Extracted material:
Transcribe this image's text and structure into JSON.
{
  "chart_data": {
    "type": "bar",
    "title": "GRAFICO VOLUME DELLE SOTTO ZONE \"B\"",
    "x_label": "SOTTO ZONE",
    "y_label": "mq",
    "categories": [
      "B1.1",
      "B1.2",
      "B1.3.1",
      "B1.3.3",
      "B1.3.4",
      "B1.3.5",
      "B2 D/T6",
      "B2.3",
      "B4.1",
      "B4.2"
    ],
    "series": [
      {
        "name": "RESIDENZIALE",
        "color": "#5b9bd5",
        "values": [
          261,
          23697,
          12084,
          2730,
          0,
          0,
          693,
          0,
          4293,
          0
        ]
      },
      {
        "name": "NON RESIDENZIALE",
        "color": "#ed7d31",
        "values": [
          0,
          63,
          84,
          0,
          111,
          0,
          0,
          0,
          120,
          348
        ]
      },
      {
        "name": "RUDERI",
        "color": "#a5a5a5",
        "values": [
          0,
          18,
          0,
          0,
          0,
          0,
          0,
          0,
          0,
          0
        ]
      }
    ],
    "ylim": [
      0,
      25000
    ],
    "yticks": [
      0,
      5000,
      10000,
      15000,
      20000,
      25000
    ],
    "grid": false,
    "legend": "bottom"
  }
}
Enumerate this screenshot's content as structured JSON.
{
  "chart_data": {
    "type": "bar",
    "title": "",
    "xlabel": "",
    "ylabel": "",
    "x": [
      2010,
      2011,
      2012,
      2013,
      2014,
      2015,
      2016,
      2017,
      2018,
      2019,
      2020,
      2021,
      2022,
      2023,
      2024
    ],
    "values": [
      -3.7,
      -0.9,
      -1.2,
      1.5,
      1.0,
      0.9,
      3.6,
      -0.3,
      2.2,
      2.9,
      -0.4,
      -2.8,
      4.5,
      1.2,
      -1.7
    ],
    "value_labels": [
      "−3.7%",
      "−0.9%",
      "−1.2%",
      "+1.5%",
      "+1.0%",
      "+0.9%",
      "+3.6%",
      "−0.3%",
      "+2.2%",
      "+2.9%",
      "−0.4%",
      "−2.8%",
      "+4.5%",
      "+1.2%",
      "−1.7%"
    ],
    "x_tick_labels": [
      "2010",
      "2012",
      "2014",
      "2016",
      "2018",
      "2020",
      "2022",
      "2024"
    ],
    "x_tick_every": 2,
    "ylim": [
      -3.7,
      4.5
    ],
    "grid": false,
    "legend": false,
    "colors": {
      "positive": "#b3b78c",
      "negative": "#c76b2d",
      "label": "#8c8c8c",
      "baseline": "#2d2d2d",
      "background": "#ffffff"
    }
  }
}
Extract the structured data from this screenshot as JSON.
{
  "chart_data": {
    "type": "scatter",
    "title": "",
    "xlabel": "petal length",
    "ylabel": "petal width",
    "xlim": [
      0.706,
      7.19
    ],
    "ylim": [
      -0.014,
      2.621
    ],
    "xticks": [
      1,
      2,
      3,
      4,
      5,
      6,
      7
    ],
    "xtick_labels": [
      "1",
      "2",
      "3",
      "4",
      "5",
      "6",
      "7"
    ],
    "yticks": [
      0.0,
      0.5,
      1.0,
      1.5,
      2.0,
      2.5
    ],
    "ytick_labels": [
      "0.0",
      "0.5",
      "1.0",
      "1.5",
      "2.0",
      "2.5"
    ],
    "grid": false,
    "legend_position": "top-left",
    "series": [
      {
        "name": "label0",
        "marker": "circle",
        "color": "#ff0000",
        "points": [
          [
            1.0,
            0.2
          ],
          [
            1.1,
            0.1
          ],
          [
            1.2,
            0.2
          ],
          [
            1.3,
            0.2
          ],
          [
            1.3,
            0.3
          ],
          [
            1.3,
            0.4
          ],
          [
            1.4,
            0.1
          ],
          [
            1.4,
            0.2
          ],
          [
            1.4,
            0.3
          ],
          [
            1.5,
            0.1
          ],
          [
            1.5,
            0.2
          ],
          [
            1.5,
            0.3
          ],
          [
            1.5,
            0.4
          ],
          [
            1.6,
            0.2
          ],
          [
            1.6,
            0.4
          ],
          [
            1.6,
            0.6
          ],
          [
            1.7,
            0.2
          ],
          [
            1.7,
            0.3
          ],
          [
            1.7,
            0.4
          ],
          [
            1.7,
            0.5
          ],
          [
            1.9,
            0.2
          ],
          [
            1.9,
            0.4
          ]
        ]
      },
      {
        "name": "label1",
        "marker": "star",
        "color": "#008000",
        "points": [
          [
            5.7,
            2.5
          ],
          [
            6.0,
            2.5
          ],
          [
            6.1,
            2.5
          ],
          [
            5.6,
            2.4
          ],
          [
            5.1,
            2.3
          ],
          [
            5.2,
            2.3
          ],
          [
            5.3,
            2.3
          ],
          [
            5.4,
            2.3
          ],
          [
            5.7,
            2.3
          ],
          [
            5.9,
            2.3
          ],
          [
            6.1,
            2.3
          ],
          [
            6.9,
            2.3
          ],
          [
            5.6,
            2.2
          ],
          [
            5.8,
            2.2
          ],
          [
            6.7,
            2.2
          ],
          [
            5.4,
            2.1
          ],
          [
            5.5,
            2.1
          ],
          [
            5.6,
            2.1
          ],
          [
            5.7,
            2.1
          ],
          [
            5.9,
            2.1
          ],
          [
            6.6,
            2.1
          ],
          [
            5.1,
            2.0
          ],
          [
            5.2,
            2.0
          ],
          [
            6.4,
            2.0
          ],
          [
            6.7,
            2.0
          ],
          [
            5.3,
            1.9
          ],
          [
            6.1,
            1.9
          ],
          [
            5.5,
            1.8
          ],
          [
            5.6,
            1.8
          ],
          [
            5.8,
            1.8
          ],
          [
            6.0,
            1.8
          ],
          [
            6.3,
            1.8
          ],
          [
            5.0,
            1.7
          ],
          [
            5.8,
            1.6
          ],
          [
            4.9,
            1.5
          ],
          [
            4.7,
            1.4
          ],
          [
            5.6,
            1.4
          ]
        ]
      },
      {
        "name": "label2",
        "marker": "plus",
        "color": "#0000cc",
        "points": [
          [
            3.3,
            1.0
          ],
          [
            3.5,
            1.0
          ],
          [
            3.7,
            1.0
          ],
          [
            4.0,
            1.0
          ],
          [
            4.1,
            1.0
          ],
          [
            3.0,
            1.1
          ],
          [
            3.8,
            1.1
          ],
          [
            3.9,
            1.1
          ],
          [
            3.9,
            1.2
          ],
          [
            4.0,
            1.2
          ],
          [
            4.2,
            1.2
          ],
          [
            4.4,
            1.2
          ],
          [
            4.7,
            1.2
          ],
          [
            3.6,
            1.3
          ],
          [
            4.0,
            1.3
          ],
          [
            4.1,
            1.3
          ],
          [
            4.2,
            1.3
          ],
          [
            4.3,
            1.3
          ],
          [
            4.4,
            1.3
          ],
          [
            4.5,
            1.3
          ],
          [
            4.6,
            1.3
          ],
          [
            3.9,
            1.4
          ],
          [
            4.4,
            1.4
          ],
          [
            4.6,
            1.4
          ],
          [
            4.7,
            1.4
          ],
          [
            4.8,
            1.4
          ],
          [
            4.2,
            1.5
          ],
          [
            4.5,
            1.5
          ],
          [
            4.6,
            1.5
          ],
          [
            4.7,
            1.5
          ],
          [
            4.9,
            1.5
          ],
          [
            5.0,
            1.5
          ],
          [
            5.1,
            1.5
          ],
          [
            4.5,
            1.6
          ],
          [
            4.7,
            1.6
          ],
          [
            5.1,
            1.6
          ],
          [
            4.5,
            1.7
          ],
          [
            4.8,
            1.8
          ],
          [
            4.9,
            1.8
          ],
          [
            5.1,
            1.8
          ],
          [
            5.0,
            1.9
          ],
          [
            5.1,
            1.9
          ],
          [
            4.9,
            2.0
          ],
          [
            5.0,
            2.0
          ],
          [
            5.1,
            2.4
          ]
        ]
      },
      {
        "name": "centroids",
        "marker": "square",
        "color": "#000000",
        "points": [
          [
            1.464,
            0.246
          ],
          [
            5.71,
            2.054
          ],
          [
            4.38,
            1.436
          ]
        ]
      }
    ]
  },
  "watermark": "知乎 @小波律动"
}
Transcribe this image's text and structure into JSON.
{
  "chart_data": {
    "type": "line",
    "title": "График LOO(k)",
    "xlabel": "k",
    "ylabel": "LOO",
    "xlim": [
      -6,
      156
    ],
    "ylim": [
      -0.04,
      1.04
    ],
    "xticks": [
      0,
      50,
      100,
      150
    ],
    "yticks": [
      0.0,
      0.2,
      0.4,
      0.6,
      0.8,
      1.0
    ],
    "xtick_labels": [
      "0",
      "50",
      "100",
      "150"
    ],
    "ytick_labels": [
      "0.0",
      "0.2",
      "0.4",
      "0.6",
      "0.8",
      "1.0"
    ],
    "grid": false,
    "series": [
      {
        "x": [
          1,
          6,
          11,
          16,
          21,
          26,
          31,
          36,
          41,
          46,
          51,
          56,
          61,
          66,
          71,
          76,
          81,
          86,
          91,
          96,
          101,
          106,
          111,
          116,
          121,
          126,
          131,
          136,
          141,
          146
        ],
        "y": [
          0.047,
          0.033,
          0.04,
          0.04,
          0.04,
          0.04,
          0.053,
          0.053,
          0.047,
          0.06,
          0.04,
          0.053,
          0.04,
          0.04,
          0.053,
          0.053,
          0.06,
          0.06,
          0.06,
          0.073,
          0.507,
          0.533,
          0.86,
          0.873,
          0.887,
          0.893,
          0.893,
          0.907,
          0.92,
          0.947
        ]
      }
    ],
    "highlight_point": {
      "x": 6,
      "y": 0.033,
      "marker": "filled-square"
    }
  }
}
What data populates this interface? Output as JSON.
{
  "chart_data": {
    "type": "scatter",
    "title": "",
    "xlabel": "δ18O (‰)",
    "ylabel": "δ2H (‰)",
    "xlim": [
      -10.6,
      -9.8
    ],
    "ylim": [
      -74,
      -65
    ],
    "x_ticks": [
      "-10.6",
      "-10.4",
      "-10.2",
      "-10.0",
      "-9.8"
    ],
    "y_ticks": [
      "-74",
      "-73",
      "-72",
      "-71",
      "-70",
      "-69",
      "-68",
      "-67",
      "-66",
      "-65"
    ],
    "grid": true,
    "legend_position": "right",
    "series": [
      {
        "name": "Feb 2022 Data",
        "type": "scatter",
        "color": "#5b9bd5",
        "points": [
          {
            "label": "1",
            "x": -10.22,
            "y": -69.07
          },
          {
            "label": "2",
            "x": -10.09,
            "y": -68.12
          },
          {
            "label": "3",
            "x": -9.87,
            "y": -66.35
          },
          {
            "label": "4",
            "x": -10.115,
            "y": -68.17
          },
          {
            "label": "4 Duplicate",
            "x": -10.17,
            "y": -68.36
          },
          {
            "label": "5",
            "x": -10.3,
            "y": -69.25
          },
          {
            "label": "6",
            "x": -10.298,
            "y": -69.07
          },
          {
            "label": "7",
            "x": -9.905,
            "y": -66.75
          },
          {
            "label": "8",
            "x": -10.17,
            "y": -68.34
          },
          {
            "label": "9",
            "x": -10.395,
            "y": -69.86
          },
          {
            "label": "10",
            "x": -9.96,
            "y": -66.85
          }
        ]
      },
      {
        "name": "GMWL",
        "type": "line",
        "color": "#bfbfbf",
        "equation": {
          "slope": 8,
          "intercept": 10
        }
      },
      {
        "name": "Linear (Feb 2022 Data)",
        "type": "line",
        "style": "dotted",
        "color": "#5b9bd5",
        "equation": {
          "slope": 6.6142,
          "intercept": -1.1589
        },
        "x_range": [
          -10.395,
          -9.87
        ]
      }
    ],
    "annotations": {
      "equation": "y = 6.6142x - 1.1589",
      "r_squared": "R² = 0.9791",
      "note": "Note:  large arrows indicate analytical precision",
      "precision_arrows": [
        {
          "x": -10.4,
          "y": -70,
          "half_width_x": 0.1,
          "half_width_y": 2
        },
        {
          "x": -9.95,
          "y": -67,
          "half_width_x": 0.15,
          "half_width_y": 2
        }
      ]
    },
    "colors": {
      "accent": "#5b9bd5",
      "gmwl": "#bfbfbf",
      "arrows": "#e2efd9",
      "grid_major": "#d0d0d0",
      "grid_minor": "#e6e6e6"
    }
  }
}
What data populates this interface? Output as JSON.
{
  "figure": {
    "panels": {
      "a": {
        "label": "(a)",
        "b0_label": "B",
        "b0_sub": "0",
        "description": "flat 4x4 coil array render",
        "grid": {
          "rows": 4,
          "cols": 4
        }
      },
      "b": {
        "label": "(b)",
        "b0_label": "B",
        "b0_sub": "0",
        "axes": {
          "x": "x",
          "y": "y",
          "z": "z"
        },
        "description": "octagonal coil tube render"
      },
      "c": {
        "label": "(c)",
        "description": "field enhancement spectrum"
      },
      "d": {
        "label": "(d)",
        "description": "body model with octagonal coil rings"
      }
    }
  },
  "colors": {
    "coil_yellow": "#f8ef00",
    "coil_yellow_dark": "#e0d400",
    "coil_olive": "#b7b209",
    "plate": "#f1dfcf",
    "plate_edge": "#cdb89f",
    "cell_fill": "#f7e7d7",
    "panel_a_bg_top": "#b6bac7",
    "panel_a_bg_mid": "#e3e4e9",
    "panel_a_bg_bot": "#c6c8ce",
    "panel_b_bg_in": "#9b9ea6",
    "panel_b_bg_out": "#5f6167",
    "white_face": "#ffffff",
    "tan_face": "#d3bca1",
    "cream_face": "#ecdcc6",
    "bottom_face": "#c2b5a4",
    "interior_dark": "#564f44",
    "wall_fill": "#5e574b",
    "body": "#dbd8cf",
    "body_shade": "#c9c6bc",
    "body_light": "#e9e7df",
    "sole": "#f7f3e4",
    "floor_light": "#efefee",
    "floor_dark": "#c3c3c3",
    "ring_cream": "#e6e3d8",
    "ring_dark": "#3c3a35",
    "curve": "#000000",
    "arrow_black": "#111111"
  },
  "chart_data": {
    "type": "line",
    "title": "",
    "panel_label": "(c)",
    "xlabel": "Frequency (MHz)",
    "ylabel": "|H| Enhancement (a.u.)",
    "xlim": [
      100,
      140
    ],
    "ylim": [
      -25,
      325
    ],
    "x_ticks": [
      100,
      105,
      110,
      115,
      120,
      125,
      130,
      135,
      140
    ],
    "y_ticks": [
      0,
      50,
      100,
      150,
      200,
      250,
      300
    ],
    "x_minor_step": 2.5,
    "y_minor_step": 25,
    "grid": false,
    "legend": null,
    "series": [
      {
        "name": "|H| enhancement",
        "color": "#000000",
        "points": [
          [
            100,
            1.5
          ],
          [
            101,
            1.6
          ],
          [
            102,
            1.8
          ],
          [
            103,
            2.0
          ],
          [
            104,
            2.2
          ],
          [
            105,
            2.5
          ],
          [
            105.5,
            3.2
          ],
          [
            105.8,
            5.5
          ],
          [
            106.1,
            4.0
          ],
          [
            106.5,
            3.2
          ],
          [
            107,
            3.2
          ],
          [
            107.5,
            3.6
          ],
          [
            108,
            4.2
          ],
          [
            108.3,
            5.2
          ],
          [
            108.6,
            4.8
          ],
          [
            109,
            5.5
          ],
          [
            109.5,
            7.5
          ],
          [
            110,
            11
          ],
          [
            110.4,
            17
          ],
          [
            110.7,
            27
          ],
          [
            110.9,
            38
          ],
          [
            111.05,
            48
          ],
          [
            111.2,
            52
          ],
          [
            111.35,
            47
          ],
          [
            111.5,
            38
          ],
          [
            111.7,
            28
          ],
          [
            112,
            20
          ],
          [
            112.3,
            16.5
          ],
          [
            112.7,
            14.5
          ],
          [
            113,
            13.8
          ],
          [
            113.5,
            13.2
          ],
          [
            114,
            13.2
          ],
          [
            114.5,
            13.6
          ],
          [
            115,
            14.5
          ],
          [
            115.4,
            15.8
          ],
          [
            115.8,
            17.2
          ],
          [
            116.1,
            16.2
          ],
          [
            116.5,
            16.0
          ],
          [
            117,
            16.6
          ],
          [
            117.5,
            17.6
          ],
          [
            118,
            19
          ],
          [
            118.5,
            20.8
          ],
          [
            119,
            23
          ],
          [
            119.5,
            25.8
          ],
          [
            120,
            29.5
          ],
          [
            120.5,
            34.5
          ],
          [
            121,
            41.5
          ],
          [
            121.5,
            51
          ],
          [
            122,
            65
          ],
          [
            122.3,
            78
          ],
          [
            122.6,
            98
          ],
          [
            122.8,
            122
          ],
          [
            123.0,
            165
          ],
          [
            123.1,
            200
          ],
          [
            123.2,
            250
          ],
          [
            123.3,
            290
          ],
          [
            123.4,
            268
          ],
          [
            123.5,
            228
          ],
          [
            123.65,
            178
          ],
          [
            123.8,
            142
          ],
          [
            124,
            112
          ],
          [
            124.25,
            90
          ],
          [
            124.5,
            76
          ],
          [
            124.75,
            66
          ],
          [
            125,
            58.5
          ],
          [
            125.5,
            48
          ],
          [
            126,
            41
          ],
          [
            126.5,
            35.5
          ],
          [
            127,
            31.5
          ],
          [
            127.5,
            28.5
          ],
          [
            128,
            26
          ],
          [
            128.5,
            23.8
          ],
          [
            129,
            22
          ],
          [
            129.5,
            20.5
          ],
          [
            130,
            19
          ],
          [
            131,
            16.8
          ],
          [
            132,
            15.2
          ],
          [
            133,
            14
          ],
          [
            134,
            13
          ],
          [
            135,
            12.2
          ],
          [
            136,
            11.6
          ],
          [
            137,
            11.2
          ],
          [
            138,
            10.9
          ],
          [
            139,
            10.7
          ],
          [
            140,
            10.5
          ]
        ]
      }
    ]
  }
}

What the task requires: Scan the data above and copy every line with "ffffff" in it.

Result:
      "background": "#ffffff"
    "white_face": "#ffffff",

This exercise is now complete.